WHAT TO WORK ON: Make an exact copy of the lines below.

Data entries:
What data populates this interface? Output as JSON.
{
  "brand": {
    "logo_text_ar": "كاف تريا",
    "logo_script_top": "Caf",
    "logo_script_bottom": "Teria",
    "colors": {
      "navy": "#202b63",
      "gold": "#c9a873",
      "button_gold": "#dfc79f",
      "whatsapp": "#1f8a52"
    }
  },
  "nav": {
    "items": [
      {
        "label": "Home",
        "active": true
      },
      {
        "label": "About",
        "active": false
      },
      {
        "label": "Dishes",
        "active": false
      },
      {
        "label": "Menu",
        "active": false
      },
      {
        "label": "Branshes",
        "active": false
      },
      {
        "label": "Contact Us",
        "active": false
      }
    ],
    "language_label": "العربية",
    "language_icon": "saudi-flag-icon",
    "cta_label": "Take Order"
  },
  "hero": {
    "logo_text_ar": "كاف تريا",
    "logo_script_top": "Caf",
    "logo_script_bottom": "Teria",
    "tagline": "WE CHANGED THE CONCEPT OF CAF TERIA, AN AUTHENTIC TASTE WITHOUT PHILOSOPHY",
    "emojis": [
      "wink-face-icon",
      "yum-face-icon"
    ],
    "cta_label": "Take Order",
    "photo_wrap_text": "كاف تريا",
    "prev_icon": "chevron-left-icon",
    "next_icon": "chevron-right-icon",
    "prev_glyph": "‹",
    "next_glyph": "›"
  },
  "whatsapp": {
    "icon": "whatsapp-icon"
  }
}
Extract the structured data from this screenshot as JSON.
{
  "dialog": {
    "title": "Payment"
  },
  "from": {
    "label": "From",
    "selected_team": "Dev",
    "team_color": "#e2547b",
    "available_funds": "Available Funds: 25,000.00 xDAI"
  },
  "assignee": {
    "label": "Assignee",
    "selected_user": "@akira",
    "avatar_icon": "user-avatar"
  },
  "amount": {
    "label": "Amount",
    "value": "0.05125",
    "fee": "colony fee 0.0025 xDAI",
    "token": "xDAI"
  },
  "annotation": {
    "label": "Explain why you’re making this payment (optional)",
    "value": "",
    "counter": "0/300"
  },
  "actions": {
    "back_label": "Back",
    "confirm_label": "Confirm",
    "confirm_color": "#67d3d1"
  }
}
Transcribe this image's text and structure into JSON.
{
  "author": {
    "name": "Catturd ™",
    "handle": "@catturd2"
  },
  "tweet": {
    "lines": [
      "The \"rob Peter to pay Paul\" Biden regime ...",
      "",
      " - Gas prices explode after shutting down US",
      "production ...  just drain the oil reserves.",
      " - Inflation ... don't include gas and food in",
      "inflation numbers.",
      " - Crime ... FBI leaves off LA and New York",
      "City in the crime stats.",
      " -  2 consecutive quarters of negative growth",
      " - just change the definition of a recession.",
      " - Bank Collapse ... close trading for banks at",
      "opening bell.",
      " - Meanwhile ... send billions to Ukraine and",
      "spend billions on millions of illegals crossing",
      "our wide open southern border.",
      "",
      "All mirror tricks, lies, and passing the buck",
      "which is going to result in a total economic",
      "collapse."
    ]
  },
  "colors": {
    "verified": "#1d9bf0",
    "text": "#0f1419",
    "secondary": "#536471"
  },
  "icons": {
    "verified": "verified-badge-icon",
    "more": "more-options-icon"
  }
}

SOLVED EXERCISE:
What data populates this interface? Output as JSON.
{
  "brand": {
    "logo_text_ar": "كاف تريا",
    "logo_script_top": "Caf",
    "logo_script_bottom": "Teria",
    "colors": {
      "navy": "#202b63",
      "gold": "#c9a873",
      "button_gold": "#dfc79f",
      "whatsapp": "#1f8a52"
    }
  },
  "nav": {
    "items": [
      {
        "label": "Home",
        "active": true
      },
      {
        "label": "About",
        "active": false
      },
      {
        "label": "Dishes",
        "active": false
      },
      {
        "label": "Menu",
        "active": false
      },
      {
        "label": "Branshes",
        "active": false
      },
      {
        "label": "Contact Us",
        "active": false
      }
    ],
    "language_label": "العربية",
    "language_icon": "saudi-flag-icon",
    "cta_label": "Take Order"
  },
  "hero": {
    "logo_text_ar": "كاف تريا",
    "logo_script_top": "Caf",
    "logo_script_bottom": "Teria",
    "tagline": "WE CHANGED THE CONCEPT OF CAF TERIA, AN AUTHENTIC TASTE WITHOUT PHILOSOPHY",
    "emojis": [
      "wink-face-icon",
      "yum-face-icon"
    ],
    "cta_label": "Take Order",
    "photo_wrap_text": "كاف تريا",
    "prev_icon": "chevron-left-icon",
    "next_icon": "chevron-right-icon",
    "prev_glyph": "‹",
    "next_glyph": "›"
  },
  "whatsapp": {
    "icon": "whatsapp-icon"
  }
}
Extract the structured data from this screenshot as JSON.
{
  "dialog": {
    "title": "Payment"
  },
  "from": {
    "label": "From",
    "selected_team": "Dev",
    "team_color": "#e2547b",
    "available_funds": "Available Funds: 25,000.00 xDAI"
  },
  "assignee": {
    "label": "Assignee",
    "selected_user": "@akira",
    "avatar_icon": "user-avatar"
  },
  "amount": {
    "label": "Amount",
    "value": "0.05125",
    "fee": "colony fee 0.0025 xDAI",
    "token": "xDAI"
  },
  "annotation": {
    "label": "Explain why you’re making this payment (optional)",
    "value": "",
    "counter": "0/300"
  },
  "actions": {
    "back_label": "Back",
    "confirm_label": "Confirm",
    "confirm_color": "#67d3d1"
  }
}
Transcribe this image's text and structure into JSON.
{
  "author": {
    "name": "Catturd ™",
    "handle": "@catturd2"
  },
  "tweet": {
    "lines": [
      "The \"rob Peter to pay Paul\" Biden regime ...",
      "",
      " - Gas prices explode after shutting down US",
      "production ...  just drain the oil reserves.",
      " - Inflation ... don't include gas and food in",
      "inflation numbers.",
      " - Crime ... FBI leaves off LA and New York",
      "City in the crime stats.",
      " -  2 consecutive quarters of negative growth",
      " - just change the definition of a recession.",
      " - Bank Collapse ... close trading for banks at",
      "opening bell.",
      " - Meanwhile ... send billions to Ukraine and",
      "spend billions on millions of illegals crossing",
      "our wide open southern border.",
      "",
      "All mirror tricks, lies, and passing the buck",
      "which is going to result in a total economic",
      "collapse."
    ]
  },
  "colors": {
    "verified": "#1d9bf0",
    "text": "#0f1419",
    "secondary": "#536471"
  },
  "icons": {
    "verified": "verified-badge-icon",
    "more": "more-options-icon"
  }
}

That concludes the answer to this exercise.